* THE TASK *
All of the listing below must be repeated word for word. Pictures are the only thing to omit.

Some records:
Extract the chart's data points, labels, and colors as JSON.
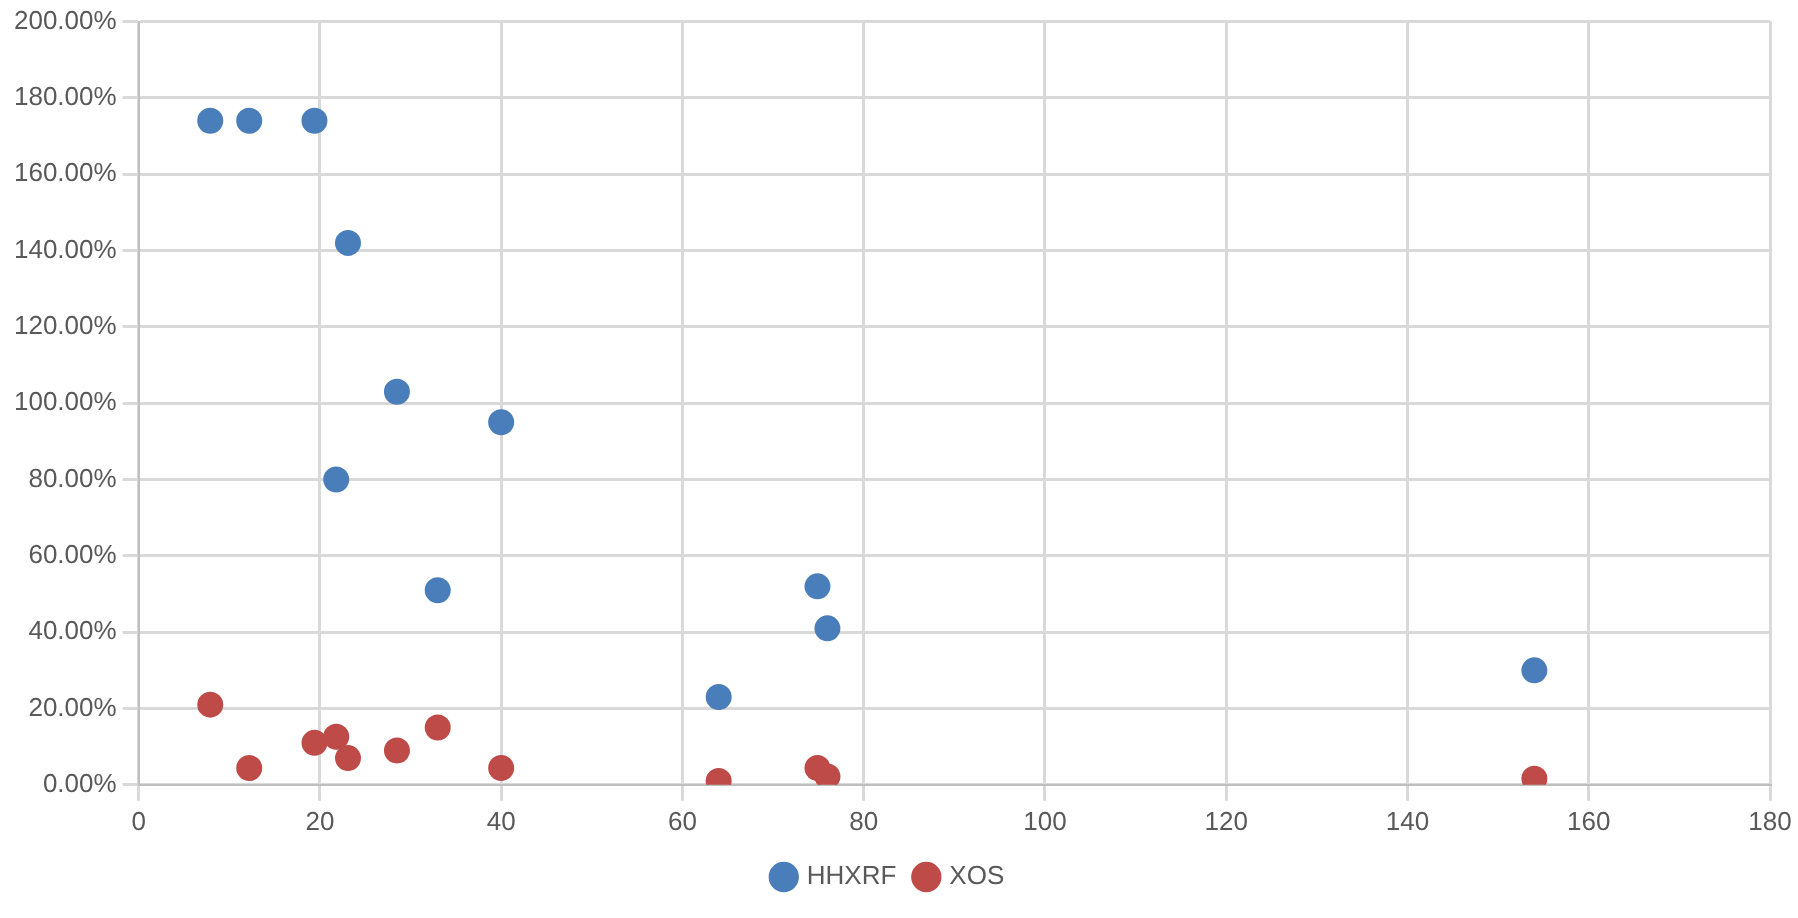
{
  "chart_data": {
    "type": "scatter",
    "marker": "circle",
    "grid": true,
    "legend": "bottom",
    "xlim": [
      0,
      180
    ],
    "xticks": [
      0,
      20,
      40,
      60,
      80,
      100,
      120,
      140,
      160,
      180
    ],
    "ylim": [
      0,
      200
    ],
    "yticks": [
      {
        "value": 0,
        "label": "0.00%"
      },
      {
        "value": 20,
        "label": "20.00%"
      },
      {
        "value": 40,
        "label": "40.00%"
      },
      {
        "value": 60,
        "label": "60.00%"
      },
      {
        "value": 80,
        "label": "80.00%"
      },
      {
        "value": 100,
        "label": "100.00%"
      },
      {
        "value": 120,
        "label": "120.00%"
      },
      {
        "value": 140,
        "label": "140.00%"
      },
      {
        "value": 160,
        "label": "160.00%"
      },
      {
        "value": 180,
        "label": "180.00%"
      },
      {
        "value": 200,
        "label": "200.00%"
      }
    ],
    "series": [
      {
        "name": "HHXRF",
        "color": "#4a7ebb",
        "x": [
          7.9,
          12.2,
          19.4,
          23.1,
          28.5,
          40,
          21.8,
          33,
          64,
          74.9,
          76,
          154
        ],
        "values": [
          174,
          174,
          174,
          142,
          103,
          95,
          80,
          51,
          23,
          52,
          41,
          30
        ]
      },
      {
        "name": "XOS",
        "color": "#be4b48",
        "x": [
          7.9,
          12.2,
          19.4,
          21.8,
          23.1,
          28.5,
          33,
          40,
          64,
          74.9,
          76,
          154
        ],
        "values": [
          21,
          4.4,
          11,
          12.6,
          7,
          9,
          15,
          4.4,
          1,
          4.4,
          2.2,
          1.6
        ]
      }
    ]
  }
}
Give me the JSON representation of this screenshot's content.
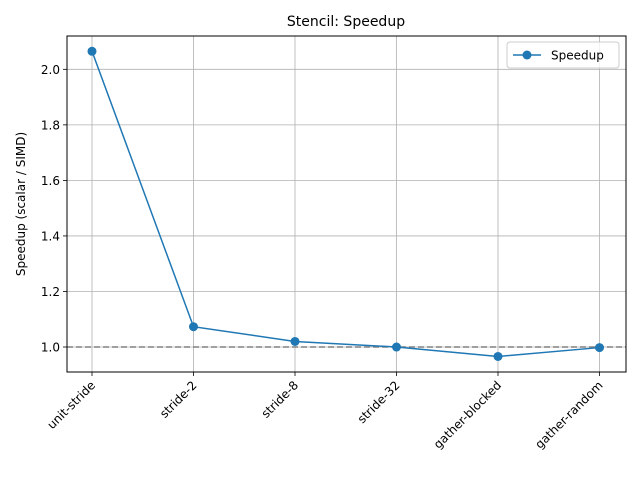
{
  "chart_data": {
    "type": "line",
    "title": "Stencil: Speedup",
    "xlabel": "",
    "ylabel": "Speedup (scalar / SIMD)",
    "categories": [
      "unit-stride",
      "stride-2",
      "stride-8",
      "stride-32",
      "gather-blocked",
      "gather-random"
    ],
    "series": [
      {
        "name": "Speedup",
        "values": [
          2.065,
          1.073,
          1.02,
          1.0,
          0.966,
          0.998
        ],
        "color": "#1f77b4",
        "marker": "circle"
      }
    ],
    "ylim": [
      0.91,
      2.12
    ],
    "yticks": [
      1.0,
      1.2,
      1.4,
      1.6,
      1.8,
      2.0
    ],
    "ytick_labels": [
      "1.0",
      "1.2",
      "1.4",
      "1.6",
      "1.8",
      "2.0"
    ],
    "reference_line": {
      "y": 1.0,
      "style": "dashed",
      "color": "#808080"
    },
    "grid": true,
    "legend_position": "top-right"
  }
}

* SOLUTION FOR THIS EXERCISE *
Extract the chart's data points, labels, and colors as JSON.
{
  "chart_data": {
    "type": "scatter",
    "marker": "circle",
    "grid": true,
    "legend": "bottom",
    "xlim": [
      0,
      180
    ],
    "xticks": [
      0,
      20,
      40,
      60,
      80,
      100,
      120,
      140,
      160,
      180
    ],
    "ylim": [
      0,
      200
    ],
    "yticks": [
      {
        "value": 0,
        "label": "0.00%"
      },
      {
        "value": 20,
        "label": "20.00%"
      },
      {
        "value": 40,
        "label": "40.00%"
      },
      {
        "value": 60,
        "label": "60.00%"
      },
      {
        "value": 80,
        "label": "80.00%"
      },
      {
        "value": 100,
        "label": "100.00%"
      },
      {
        "value": 120,
        "label": "120.00%"
      },
      {
        "value": 140,
        "label": "140.00%"
      },
      {
        "value": 160,
        "label": "160.00%"
      },
      {
        "value": 180,
        "label": "180.00%"
      },
      {
        "value": 200,
        "label": "200.00%"
      }
    ],
    "series": [
      {
        "name": "HHXRF",
        "color": "#4a7ebb",
        "x": [
          7.9,
          12.2,
          19.4,
          23.1,
          28.5,
          40,
          21.8,
          33,
          64,
          74.9,
          76,
          154
        ],
        "values": [
          174,
          174,
          174,
          142,
          103,
          95,
          80,
          51,
          23,
          52,
          41,
          30
        ]
      },
      {
        "name": "XOS",
        "color": "#be4b48",
        "x": [
          7.9,
          12.2,
          19.4,
          21.8,
          23.1,
          28.5,
          33,
          40,
          64,
          74.9,
          76,
          154
        ],
        "values": [
          21,
          4.4,
          11,
          12.6,
          7,
          9,
          15,
          4.4,
          1,
          4.4,
          2.2,
          1.6
        ]
      }
    ]
  }
}
Give me the JSON representation of this screenshot's content.
{
  "chart_data": {
    "type": "line",
    "title": "Stencil: Speedup",
    "xlabel": "",
    "ylabel": "Speedup (scalar / SIMD)",
    "categories": [
      "unit-stride",
      "stride-2",
      "stride-8",
      "stride-32",
      "gather-blocked",
      "gather-random"
    ],
    "series": [
      {
        "name": "Speedup",
        "values": [
          2.065,
          1.073,
          1.02,
          1.0,
          0.966,
          0.998
        ],
        "color": "#1f77b4",
        "marker": "circle"
      }
    ],
    "ylim": [
      0.91,
      2.12
    ],
    "yticks": [
      1.0,
      1.2,
      1.4,
      1.6,
      1.8,
      2.0
    ],
    "ytick_labels": [
      "1.0",
      "1.2",
      "1.4",
      "1.6",
      "1.8",
      "2.0"
    ],
    "reference_line": {
      "y": 1.0,
      "style": "dashed",
      "color": "#808080"
    },
    "grid": true,
    "legend_position": "top-right"
  }
}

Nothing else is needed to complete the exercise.